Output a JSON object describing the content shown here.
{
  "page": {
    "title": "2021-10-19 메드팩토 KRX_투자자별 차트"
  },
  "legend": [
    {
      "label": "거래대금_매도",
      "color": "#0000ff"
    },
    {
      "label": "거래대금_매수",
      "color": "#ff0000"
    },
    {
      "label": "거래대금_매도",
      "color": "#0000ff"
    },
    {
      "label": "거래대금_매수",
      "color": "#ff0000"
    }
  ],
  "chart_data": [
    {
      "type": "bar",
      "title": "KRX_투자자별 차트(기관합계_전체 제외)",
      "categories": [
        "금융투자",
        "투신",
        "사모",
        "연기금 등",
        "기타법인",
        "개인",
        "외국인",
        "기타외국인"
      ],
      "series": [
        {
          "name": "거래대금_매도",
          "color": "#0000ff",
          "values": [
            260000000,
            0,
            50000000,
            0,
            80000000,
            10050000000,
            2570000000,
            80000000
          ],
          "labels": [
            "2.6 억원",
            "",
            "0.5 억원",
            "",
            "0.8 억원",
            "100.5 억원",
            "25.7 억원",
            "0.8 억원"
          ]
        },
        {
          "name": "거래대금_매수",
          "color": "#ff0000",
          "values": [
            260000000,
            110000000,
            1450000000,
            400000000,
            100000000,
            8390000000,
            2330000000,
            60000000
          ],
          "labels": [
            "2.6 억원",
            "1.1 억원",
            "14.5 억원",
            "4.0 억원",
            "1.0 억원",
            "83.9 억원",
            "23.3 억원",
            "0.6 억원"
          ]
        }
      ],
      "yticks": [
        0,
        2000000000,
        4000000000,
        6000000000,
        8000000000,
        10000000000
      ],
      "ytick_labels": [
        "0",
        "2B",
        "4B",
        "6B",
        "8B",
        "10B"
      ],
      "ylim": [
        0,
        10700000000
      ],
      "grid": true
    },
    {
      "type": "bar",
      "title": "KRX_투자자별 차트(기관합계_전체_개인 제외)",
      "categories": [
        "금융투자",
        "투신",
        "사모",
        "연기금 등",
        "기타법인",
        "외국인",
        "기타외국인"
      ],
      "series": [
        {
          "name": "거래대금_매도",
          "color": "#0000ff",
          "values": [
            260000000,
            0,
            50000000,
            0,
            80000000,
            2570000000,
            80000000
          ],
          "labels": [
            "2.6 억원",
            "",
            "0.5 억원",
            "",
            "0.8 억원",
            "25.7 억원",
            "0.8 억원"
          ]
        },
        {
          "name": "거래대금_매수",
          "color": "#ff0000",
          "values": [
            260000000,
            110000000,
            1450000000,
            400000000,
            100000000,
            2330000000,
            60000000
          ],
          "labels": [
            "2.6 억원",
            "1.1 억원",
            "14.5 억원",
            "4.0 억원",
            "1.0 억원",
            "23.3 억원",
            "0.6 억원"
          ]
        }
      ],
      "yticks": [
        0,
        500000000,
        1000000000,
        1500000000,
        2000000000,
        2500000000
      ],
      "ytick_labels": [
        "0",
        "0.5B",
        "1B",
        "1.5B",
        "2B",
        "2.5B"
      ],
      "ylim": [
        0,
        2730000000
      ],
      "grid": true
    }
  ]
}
● ● ● ● ● ● ●
Task description ->
Output every entry shown above, exactly.

Problem solution ->
Output a JSON object describing the content shown here.
{
  "page": {
    "title": "2021-10-19 메드팩토 KRX_투자자별 차트"
  },
  "legend": [
    {
      "label": "거래대금_매도",
      "color": "#0000ff"
    },
    {
      "label": "거래대금_매수",
      "color": "#ff0000"
    },
    {
      "label": "거래대금_매도",
      "color": "#0000ff"
    },
    {
      "label": "거래대금_매수",
      "color": "#ff0000"
    }
  ],
  "chart_data": [
    {
      "type": "bar",
      "title": "KRX_투자자별 차트(기관합계_전체 제외)",
      "categories": [
        "금융투자",
        "투신",
        "사모",
        "연기금 등",
        "기타법인",
        "개인",
        "외국인",
        "기타외국인"
      ],
      "series": [
        {
          "name": "거래대금_매도",
          "color": "#0000ff",
          "values": [
            260000000,
            0,
            50000000,
            0,
            80000000,
            10050000000,
            2570000000,
            80000000
          ],
          "labels": [
            "2.6 억원",
            "",
            "0.5 억원",
            "",
            "0.8 억원",
            "100.5 억원",
            "25.7 억원",
            "0.8 억원"
          ]
        },
        {
          "name": "거래대금_매수",
          "color": "#ff0000",
          "values": [
            260000000,
            110000000,
            1450000000,
            400000000,
            100000000,
            8390000000,
            2330000000,
            60000000
          ],
          "labels": [
            "2.6 억원",
            "1.1 억원",
            "14.5 억원",
            "4.0 억원",
            "1.0 억원",
            "83.9 억원",
            "23.3 억원",
            "0.6 억원"
          ]
        }
      ],
      "yticks": [
        0,
        2000000000,
        4000000000,
        6000000000,
        8000000000,
        10000000000
      ],
      "ytick_labels": [
        "0",
        "2B",
        "4B",
        "6B",
        "8B",
        "10B"
      ],
      "ylim": [
        0,
        10700000000
      ],
      "grid": true
    },
    {
      "type": "bar",
      "title": "KRX_투자자별 차트(기관합계_전체_개인 제외)",
      "categories": [
        "금융투자",
        "투신",
        "사모",
        "연기금 등",
        "기타법인",
        "외국인",
        "기타외국인"
      ],
      "series": [
        {
          "name": "거래대금_매도",
          "color": "#0000ff",
          "values": [
            260000000,
            0,
            50000000,
            0,
            80000000,
            2570000000,
            80000000
          ],
          "labels": [
            "2.6 억원",
            "",
            "0.5 억원",
            "",
            "0.8 억원",
            "25.7 억원",
            "0.8 억원"
          ]
        },
        {
          "name": "거래대금_매수",
          "color": "#ff0000",
          "values": [
            260000000,
            110000000,
            1450000000,
            400000000,
            100000000,
            2330000000,
            60000000
          ],
          "labels": [
            "2.6 억원",
            "1.1 억원",
            "14.5 억원",
            "4.0 억원",
            "1.0 억원",
            "23.3 억원",
            "0.6 억원"
          ]
        }
      ],
      "yticks": [
        0,
        500000000,
        1000000000,
        1500000000,
        2000000000,
        2500000000
      ],
      "ytick_labels": [
        "0",
        "0.5B",
        "1B",
        "1.5B",
        "2B",
        "2.5B"
      ],
      "ylim": [
        0,
        2730000000
      ],
      "grid": true
    }
  ]
}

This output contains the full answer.